- Set task -
Give the data below again exactly as written, without its pictures.

>>>

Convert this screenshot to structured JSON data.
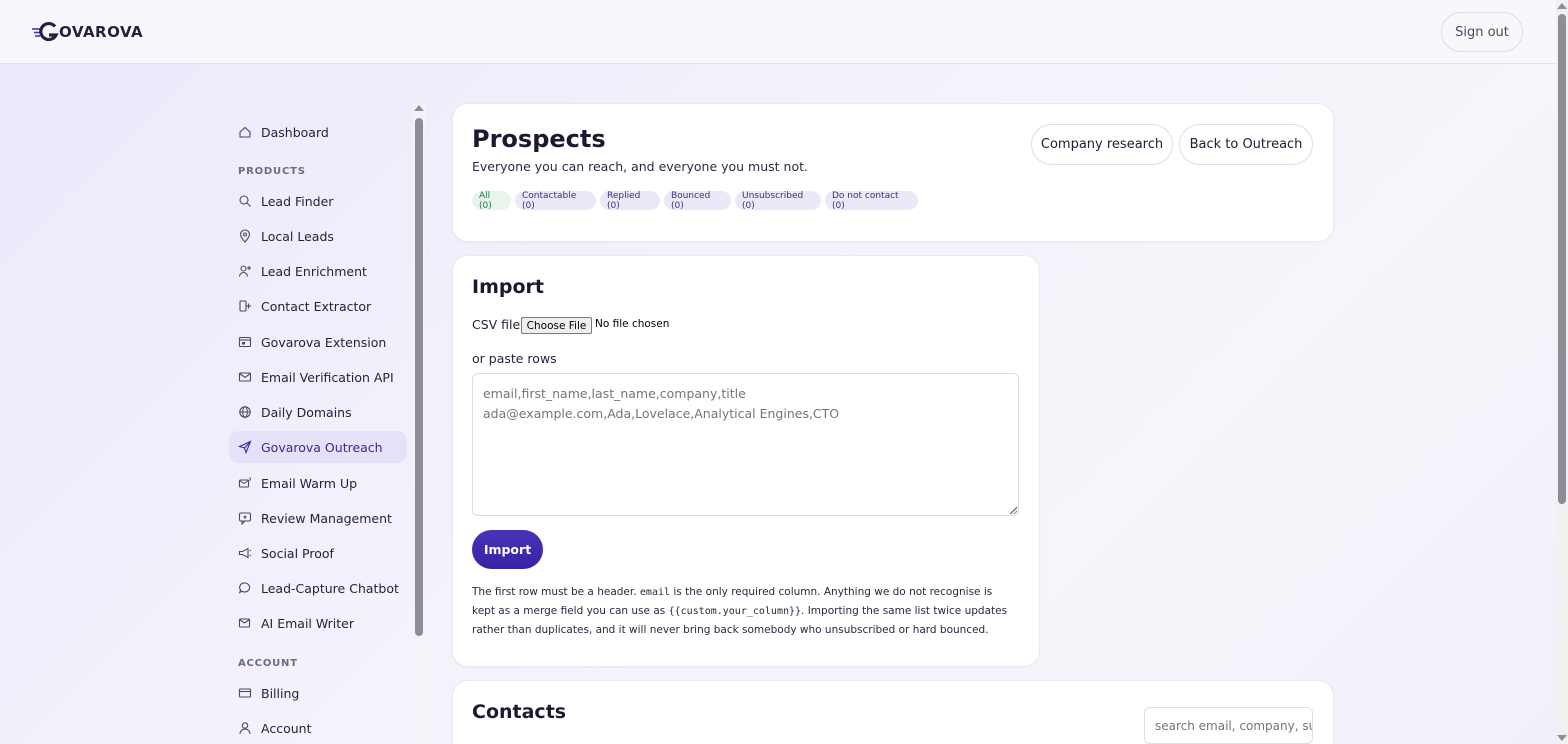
{
  "header": {
    "logo_text": "OVAROVA",
    "logo_brand": "GOVAROVA",
    "sign_out_label": "Sign out"
  },
  "sidebar": {
    "dashboard": {
      "label": "Dashboard",
      "icon": "home-icon"
    },
    "products_section": "PRODUCTS",
    "products": [
      {
        "label": "Lead Finder",
        "icon": "search-person-icon"
      },
      {
        "label": "Local Leads",
        "icon": "map-pin-icon"
      },
      {
        "label": "Lead Enrichment",
        "icon": "user-plus-icon"
      },
      {
        "label": "Contact Extractor",
        "icon": "extract-icon"
      },
      {
        "label": "Govarova Extension",
        "icon": "browser-icon"
      },
      {
        "label": "Email Verification API",
        "icon": "mail-check-icon"
      },
      {
        "label": "Daily Domains",
        "icon": "globe-icon"
      },
      {
        "label": "Govarova Outreach",
        "icon": "send-icon",
        "active": true
      },
      {
        "label": "Email Warm Up",
        "icon": "mail-fire-icon"
      },
      {
        "label": "Review Management",
        "icon": "review-icon"
      },
      {
        "label": "Social Proof",
        "icon": "megaphone-icon"
      },
      {
        "label": "Lead-Capture Chatbot",
        "icon": "chat-icon"
      },
      {
        "label": "AI Email Writer",
        "icon": "mail-pen-icon"
      }
    ],
    "account_section": "ACCOUNT",
    "account": [
      {
        "label": "Billing",
        "icon": "credit-card-icon"
      },
      {
        "label": "Account",
        "icon": "user-icon"
      }
    ]
  },
  "prospects": {
    "title": "Prospects",
    "subtitle": "Everyone you can reach, and everyone you must not.",
    "company_research_label": "Company research",
    "back_label": "Back to Outreach",
    "filters": [
      {
        "label": "All (0)"
      },
      {
        "label": "Contactable (0)"
      },
      {
        "label": "Replied (0)"
      },
      {
        "label": "Bounced (0)"
      },
      {
        "label": "Unsubscribed (0)"
      },
      {
        "label": "Do not contact (0)"
      }
    ]
  },
  "import": {
    "title": "Import",
    "csv_label": "CSV file",
    "choose_file_label": "Choose File",
    "no_file_label": "No file chosen",
    "paste_label": "or paste rows",
    "textarea_placeholder": "email,first_name,last_name,company,title\nada@example.com,Ada,Lovelace,Analytical Engines,CTO",
    "import_button": "Import",
    "help_1": "The first row must be a header. ",
    "help_code_1": "email",
    "help_2": " is the only required column. Anything we do not recognise is kept as a merge field you can use as ",
    "help_code_2": "{{custom.your_column}}",
    "help_3": ". Importing the same list twice updates rather than duplicates, and it will never bring back somebody who unsubscribed or hard bounced."
  },
  "contacts": {
    "title": "Contacts",
    "search_placeholder": "search email, company, subject"
  },
  "colors": {
    "accent": "#3b2a8f",
    "primary_button": "#4a32b8",
    "pill_bg": "#ece8f8",
    "pill_green_bg": "#e7f5ec"
  }
}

<<<

- Written reply -
Convert this screenshot to structured JSON data.
{
  "header": {
    "logo_text": "OVAROVA",
    "logo_brand": "GOVAROVA",
    "sign_out_label": "Sign out"
  },
  "sidebar": {
    "dashboard": {
      "label": "Dashboard",
      "icon": "home-icon"
    },
    "products_section": "PRODUCTS",
    "products": [
      {
        "label": "Lead Finder",
        "icon": "search-person-icon"
      },
      {
        "label": "Local Leads",
        "icon": "map-pin-icon"
      },
      {
        "label": "Lead Enrichment",
        "icon": "user-plus-icon"
      },
      {
        "label": "Contact Extractor",
        "icon": "extract-icon"
      },
      {
        "label": "Govarova Extension",
        "icon": "browser-icon"
      },
      {
        "label": "Email Verification API",
        "icon": "mail-check-icon"
      },
      {
        "label": "Daily Domains",
        "icon": "globe-icon"
      },
      {
        "label": "Govarova Outreach",
        "icon": "send-icon",
        "active": true
      },
      {
        "label": "Email Warm Up",
        "icon": "mail-fire-icon"
      },
      {
        "label": "Review Management",
        "icon": "review-icon"
      },
      {
        "label": "Social Proof",
        "icon": "megaphone-icon"
      },
      {
        "label": "Lead-Capture Chatbot",
        "icon": "chat-icon"
      },
      {
        "label": "AI Email Writer",
        "icon": "mail-pen-icon"
      }
    ],
    "account_section": "ACCOUNT",
    "account": [
      {
        "label": "Billing",
        "icon": "credit-card-icon"
      },
      {
        "label": "Account",
        "icon": "user-icon"
      }
    ]
  },
  "prospects": {
    "title": "Prospects",
    "subtitle": "Everyone you can reach, and everyone you must not.",
    "company_research_label": "Company research",
    "back_label": "Back to Outreach",
    "filters": [
      {
        "label": "All (0)"
      },
      {
        "label": "Contactable (0)"
      },
      {
        "label": "Replied (0)"
      },
      {
        "label": "Bounced (0)"
      },
      {
        "label": "Unsubscribed (0)"
      },
      {
        "label": "Do not contact (0)"
      }
    ]
  },
  "import": {
    "title": "Import",
    "csv_label": "CSV file",
    "choose_file_label": "Choose File",
    "no_file_label": "No file chosen",
    "paste_label": "or paste rows",
    "textarea_placeholder": "email,first_name,last_name,company,title\nada@example.com,Ada,Lovelace,Analytical Engines,CTO",
    "import_button": "Import",
    "help_1": "The first row must be a header. ",
    "help_code_1": "email",
    "help_2": " is the only required column. Anything we do not recognise is kept as a merge field you can use as ",
    "help_code_2": "{{custom.your_column}}",
    "help_3": ". Importing the same list twice updates rather than duplicates, and it will never bring back somebody who unsubscribed or hard bounced."
  },
  "contacts": {
    "title": "Contacts",
    "search_placeholder": "search email, company, subject"
  },
  "colors": {
    "accent": "#3b2a8f",
    "primary_button": "#4a32b8",
    "pill_bg": "#ece8f8",
    "pill_green_bg": "#e7f5ec"
  }
}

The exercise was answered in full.